[START OF Raw records]

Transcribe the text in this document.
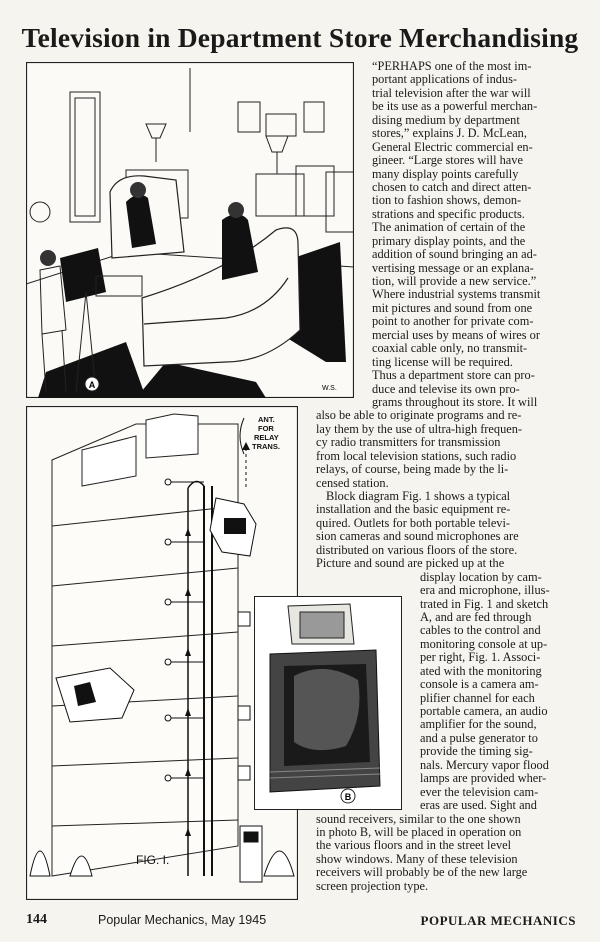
Television in Department Store Merchandising
A	W.S.
ANT. FOR RELAY TRANS.
FIG. I.
B
“PERHAPS one of the most im-
portant applications of indus-
trial television after the war will
be its use as a powerful merchan-
dising medium by department
stores,” explains J. D. McLean,
General Electric commercial en-
gineer. “Large stores will have
many display points carefully
chosen to catch and direct atten-
tion to fashion shows, demon-
strations and specific products.
The animation of certain of the
primary display points, and the
addition of sound bringing an ad-
vertising message or an explana-
tion, will provide a new service.”
Where industrial systems transmit
mit pictures and sound from one
point to another for private com-
mercial uses by means of wires or
coaxial cable only, no transmit-
ting license will be required.
Thus a department store can pro-
duce and televise its own pro-
grams throughout its store. It will
also be able to originate programs and re-
lay them by the use of ultra-high frequen-
cy radio transmitters for transmission
from local television stations, such radio
relays, of course, being made by the li-
censed station.
Block diagram Fig. 1 shows a typical
installation and the basic equipment re-
quired. Outlets for both portable televi-
sion cameras and sound microphones are
distributed on various floors of the store.
Picture and sound are picked up at the
display location by cam-
era and microphone, illus-
trated in Fig. 1 and sketch
A, and are fed through
cables to the control and
monitoring console at up-
per right, Fig. 1. Associ-
ated with the monitoring
console is a camera am-
plifier channel for each
portable camera, an audio
amplifier for the sound,
and a pulse generator to
provide the timing sig-
nals. Mercury vapor flood
lamps are provided wher-
ever the television cam-
eras are used. Sight and
sound receivers, similar to the one shown
in photo B, will be placed in operation on
the various floors and in the street level
show windows. Many of these television
receivers will probably be of the new large
screen projection type.
144	Popular Mechanics, May 1945	POPULAR MECHANICS
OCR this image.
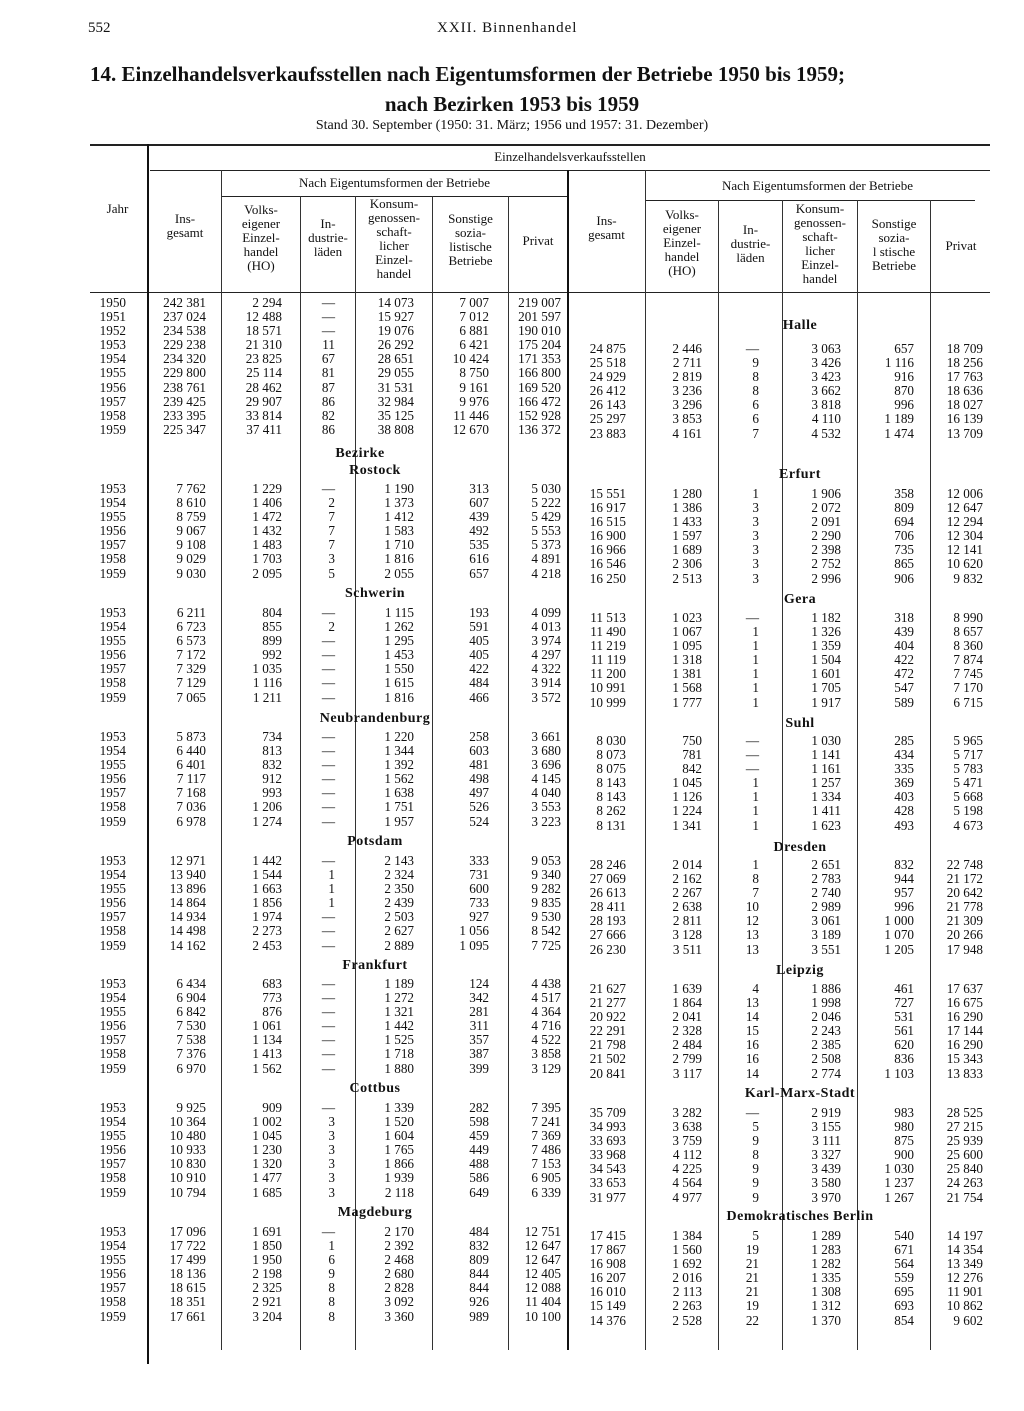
552	XXII. Binnenhandel
14. Einzelhandelsverkaufsstellen nach Eigentumsformen der Betriebe 1950 bis 1959;
nach Bezirken 1953 bis 1959
Stand 30. September (1950: 31. März; 1956 und 1957: 31. Dezember)
Jahr
Einzelhandelsverkaufsstellen
Nach Eigentumsformen der Betriebe	Nach Eigentumsformen der Betriebe
Ins-
gesamt
Volks-
eigener
Einzel-
handel
(HO)
In-
dustrie-
läden
Konsum-
genossen-
schaft-
licher
Einzel-
handel
Sonstige
sozia-
listische
Betriebe
Privat
Ins-
gesamt
Volks-
eigener
Einzel-
handel
(HO)
In-
dustrie-
läden
Konsum-
genossen-
schaft-
licher
Einzel-
handel
Sonstige
sozia-
l stische
Betriebe
Privat
Bezirke
1950
1951
1952
1953
1954
1955
1956
1957
1958
1959
242 381
237 024
234 538
229 238
234 320
229 800
238 761
239 425
233 395
225 347
2 294
12 488
18 571
21 310
23 825
25 114
28 462
29 907
33 814
37 411
—
—
—
11
67
81
87
86
82
86
14 073
15 927
19 076
26 292
28 651
29 055
31 531
32 984
35 125
38 808
7 007
7 012
6 881
6 421
10 424
8 750
9 161
9 976
11 446
12 670
219 007
201 597
190 010
175 204
171 353
166 800
169 520
166 472
152 928
136 372
Rostock
1953
1954
1955
1956
1957
1958
1959
7 762
8 610
8 759
9 067
9 108
9 029
9 030
1 229
1 406
1 472
1 432
1 483
1 703
2 095
—
2
7
7
7
3
5
1 190
1 373
1 412
1 583
1 710
1 816
2 055
313
607
439
492
535
616
657
5 030
5 222
5 429
5 553
5 373
4 891
4 218
Schwerin
1953
1954
1955
1956
1957
1958
1959
6 211
6 723
6 573
7 172
7 329
7 129
7 065
804
855
899
992
1 035
1 116
1 211
—
2
—
—
—
—
—
1 115
1 262
1 295
1 453
1 550
1 615
1 816
193
591
405
405
422
484
466
4 099
4 013
3 974
4 297
4 322
3 914
3 572
Neubrandenburg
1953
1954
1955
1956
1957
1958
1959
5 873
6 440
6 401
7 117
7 168
7 036
6 978
734
813
832
912
993
1 206
1 274
—
—
—
—
—
—
—
1 220
1 344
1 392
1 562
1 638
1 751
1 957
258
603
481
498
497
526
524
3 661
3 680
3 696
4 145
4 040
3 553
3 223
Potsdam
1953
1954
1955
1956
1957
1958
1959
12 971
13 940
13 896
14 864
14 934
14 498
14 162
1 442
1 544
1 663
1 856
1 974
2 273
2 453
—
1
1
1
—
—
—
2 143
2 324
2 350
2 439
2 503
2 627
2 889
333
731
600
733
927
1 056
1 095
9 053
9 340
9 282
9 835
9 530
8 542
7 725
Frankfurt
1953
1954
1955
1956
1957
1958
1959
6 434
6 904
6 842
7 530
7 538
7 376
6 970
683
773
876
1 061
1 134
1 413
1 562
—
—
—
—
—
—
—
1 189
1 272
1 321
1 442
1 525
1 718
1 880
124
342
281
311
357
387
399
4 438
4 517
4 364
4 716
4 522
3 858
3 129
Cottbus
1953
1954
1955
1956
1957
1958
1959
9 925
10 364
10 480
10 933
10 830
10 910
10 794
909
1 002
1 045
1 230
1 320
1 477
1 685
—
3
3
3
3
3
3
1 339
1 520
1 604
1 765
1 866
1 939
2 118
282
598
459
449
488
586
649
7 395
7 241
7 369
7 486
7 153
6 905
6 339
Magdeburg
1953
1954
1955
1956
1957
1958
1959
17 096
17 722
17 499
18 136
18 615
18 351
17 661
1 691
1 850
1 950
2 198
2 325
2 921
3 204
—
1
6
9
8
8
8
2 170
2 392
2 468
2 680
2 828
3 092
3 360
484
832
809
844
844
926
989
12 751
12 647
12 647
12 405
12 088
11 404
10 100
Halle
24 875
25 518
24 929
26 412
26 143
25 297
23 883
2 446
2 711
2 819
3 236
3 296
3 853
4 161
—
9
8
8
6
6
7
3 063
3 426
3 423
3 662
3 818
4 110
4 532
657
1 116
916
870
996
1 189
1 474
18 709
18 256
17 763
18 636
18 027
16 139
13 709
Erfurt
15 551
16 917
16 515
16 900
16 966
16 546
16 250
1 280
1 386
1 433
1 597
1 689
2 306
2 513
1
3
3
3
3
3
3
1 906
2 072
2 091
2 290
2 398
2 752
2 996
358
809
694
706
735
865
906
12 006
12 647
12 294
12 304
12 141
10 620
9 832
Gera
11 513
11 490
11 219
11 119
11 200
10 991
10 999
1 023
1 067
1 095
1 318
1 381
1 568
1 777
—
1
1
1
1
1
1
1 182
1 326
1 359
1 504
1 601
1 705
1 917
318
439
404
422
472
547
589
8 990
8 657
8 360
7 874
7 745
7 170
6 715
Suhl
8 030
8 073
8 075
8 143
8 143
8 262
8 131
750
781
842
1 045
1 126
1 224
1 341
—
—
—
1
1
1
1
1 030
1 141
1 161
1 257
1 334
1 411
1 623
285
434
335
369
403
428
493
5 965
5 717
5 783
5 471
5 668
5 198
4 673
Dresden
28 246
27 069
26 613
28 411
28 193
27 666
26 230
2 014
2 162
2 267
2 638
2 811
3 128
3 511
1
8
7
10
12
13
13
2 651
2 783
2 740
2 989
3 061
3 189
3 551
832
944
957
996
1 000
1 070
1 205
22 748
21 172
20 642
21 778
21 309
20 266
17 948
Leipzig
21 627
21 277
20 922
22 291
21 798
21 502
20 841
1 639
1 864
2 041
2 328
2 484
2 799
3 117
4
13
14
15
16
16
14
1 886
1 998
2 046
2 243
2 385
2 508
2 774
461
727
531
561
620
836
1 103
17 637
16 675
16 290
17 144
16 290
15 343
13 833
Karl-Marx-Stadt
35 709
34 993
33 693
33 968
34 543
33 653
31 977
3 282
3 638
3 759
4 112
4 225
4 564
4 977
—
5
9
8
9
9
9
2 919
3 155
3 111
3 327
3 439
3 580
3 970
983
980
875
900
1 030
1 237
1 267
28 525
27 215
25 939
25 600
25 840
24 263
21 754
Demokratisches Berlin
17 415
17 867
16 908
16 207
16 010
15 149
14 376
1 384
1 560
1 692
2 016
2 113
2 263
2 528
5
19
21
21
21
19
22
1 289
1 283
1 282
1 335
1 308
1 312
1 370
540
671
564
559
695
693
854
14 197
14 354
13 349
12 276
11 901
10 862
9 602
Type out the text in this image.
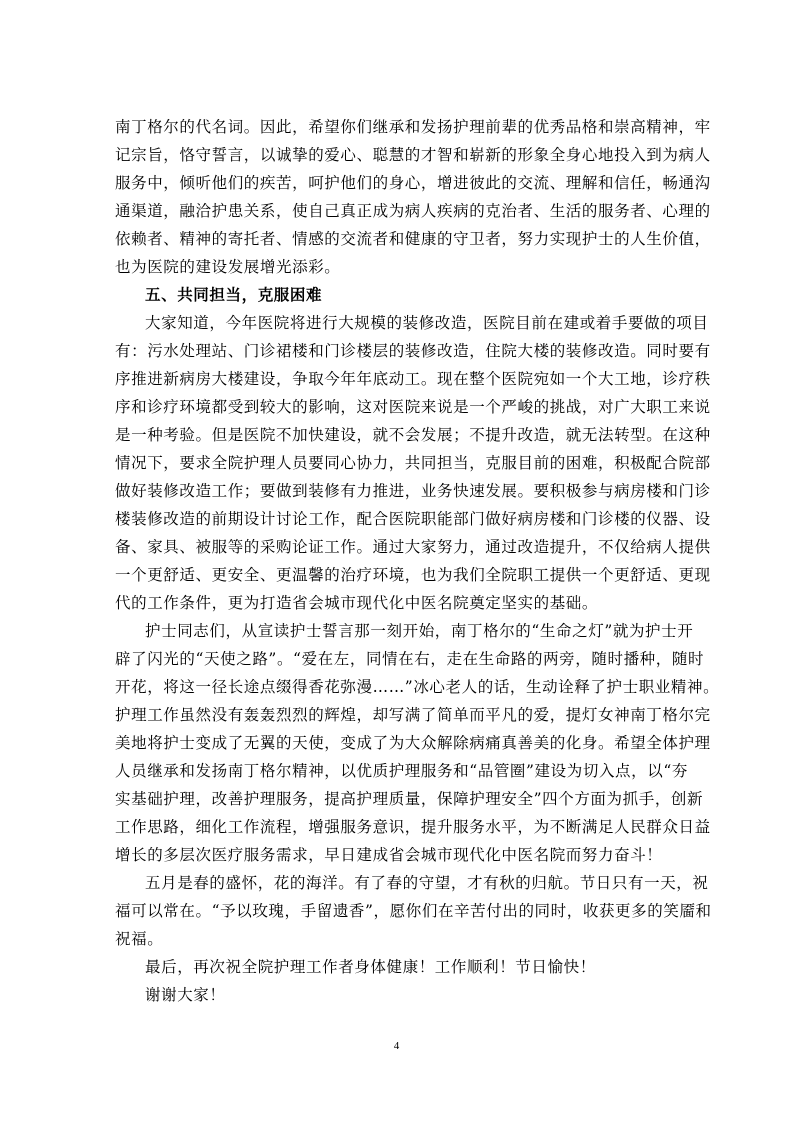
南丁格尔的代名词。因此，希望你们继承和发扬护理前辈的优秀品格和崇高精神，牢
记宗旨，恪守誓言，以诚挚的爱心、聪慧的才智和崭新的形象全身心地投入到为病人
服务中，倾听他们的疾苦，呵护他们的身心，增进彼此的交流、理解和信任，畅通沟
通渠道，融洽护患关系，使自己真正成为病人疾病的克治者、生活的服务者、心理的
依赖者、精神的寄托者、情感的交流者和健康的守卫者，努力实现护士的人生价值，
也为医院的建设发展增光添彩。
五、共同担当，克服困难
大家知道，今年医院将进行大规模的装修改造，医院目前在建或着手要做的项目
有：污水处理站、门诊裙楼和门诊楼层的装修改造，住院大楼的装修改造。同时要有
序推进新病房大楼建设，争取今年年底动工。现在整个医院宛如一个大工地，诊疗秩
序和诊疗环境都受到较大的影响，这对医院来说是一个严峻的挑战，对广大职工来说
是一种考验。但是医院不加快建设，就不会发展；不提升改造，就无法转型。在这种
情况下，要求全院护理人员要同心协力，共同担当，克服目前的困难，积极配合院部
做好装修改造工作；要做到装修有力推进，业务快速发展。要积极参与病房楼和门诊
楼装修改造的前期设计讨论工作，配合医院职能部门做好病房楼和门诊楼的仪器、设
备、家具、被服等的采购论证工作。通过大家努力，通过改造提升，不仅给病人提供
一个更舒适、更安全、更温馨的治疗环境，也为我们全院职工提供一个更舒适、更现
代的工作条件，更为打造省会城市现代化中医名院奠定坚实的基础。
护士同志们，从宣读护士誓言那一刻开始，南丁格尔的“生命之灯”就为护士开
辟了闪光的“天使之路”。“爱在左，同情在右，走在生命路的两旁，随时播种，随时
开花，将这一径长途点缀得香花弥漫……”冰心老人的话，生动诠释了护士职业精神。
护理工作虽然没有轰轰烈烈的辉煌，却写满了简单而平凡的爱，提灯女神南丁格尔完
美地将护士变成了无翼的天使，变成了为大众解除病痛真善美的化身。希望全体护理
人员继承和发扬南丁格尔精神，以优质护理服务和“品管圈”建设为切入点，以“夯
实基础护理，改善护理服务，提高护理质量，保障护理安全”四个方面为抓手，创新
工作思路，细化工作流程，增强服务意识，提升服务水平，为不断满足人民群众日益
增长的多层次医疗服务需求，早日建成省会城市现代化中医名院而努力奋斗！
五月是春的盛怀，花的海洋。有了春的守望，才有秋的归航。节日只有一天，祝
福可以常在。“予以玫瑰，手留遗香”，愿你们在辛苦付出的同时，收获更多的笑靥和
祝福。
最后，再次祝全院护理工作者身体健康！工作顺利！节日愉快！
谢谢大家！
4
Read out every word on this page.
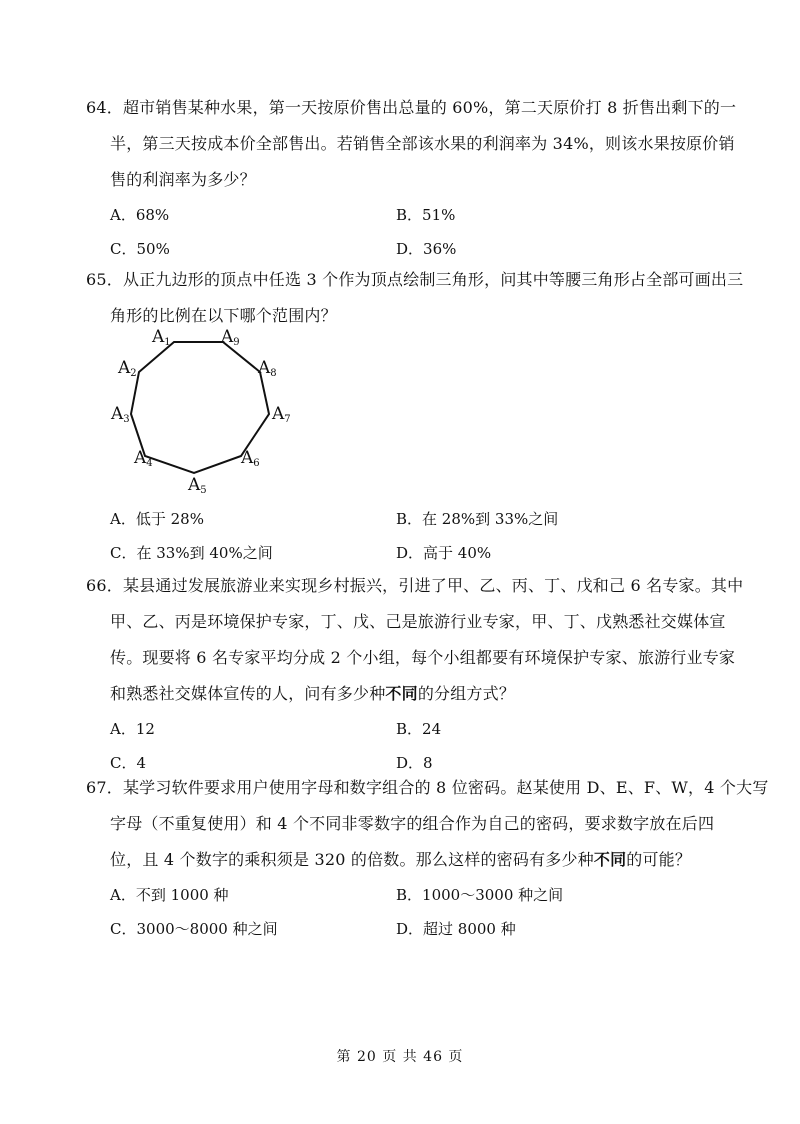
64．超市销售某种水果，第一天按原价售出总量的 60%，第二天原价打 8 折售出剩下的一
半，第三天按成本价全部售出。若销售全部该水果的利润率为 34%，则该水果按原价销
售的利润率为多少？
A．68%	B．51%
C．50%	D．36%
65．从正九边形的顶点中任选 3 个作为顶点绘制三角形，问其中等腰三角形占全部可画出三
角形的比例在以下哪个范围内？
A1
A2
A3
A4
A5
A6
A7
A8
A9
A．低于 28%	B．在 28%到 33%之间
C．在 33%到 40%之间	D．高于 40%
66．某县通过发展旅游业来实现乡村振兴，引进了甲、乙、丙、丁、戊和己 6 名专家。其中
甲、乙、丙是环境保护专家，丁、戊、己是旅游行业专家，甲、丁、戊熟悉社交媒体宣
传。现要将 6 名专家平均分成 2 个小组，每个小组都要有环境保护专家、旅游行业专家
和熟悉社交媒体宣传的人，问有多少种不同的分组方式？
A．12	B．24
C．4	D．8
67．某学习软件要求用户使用字母和数字组合的 8 位密码。赵某使用 D、E、F、W，4 个大写
字母（不重复使用）和 4 个不同非零数字的组合作为自己的密码，要求数字放在后四
位，且 4 个数字的乘积须是 320 的倍数。那么这样的密码有多少种不同的可能？
A．不到 1000 种	B．1000～3000 种之间
C．3000～8000 种之间	D．超过 8000 种
第 20 页 共 46 页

[END OF Raw records]

What the task requires. Count how many lines contain "console" and give only that count.

Reply to the exercise. 2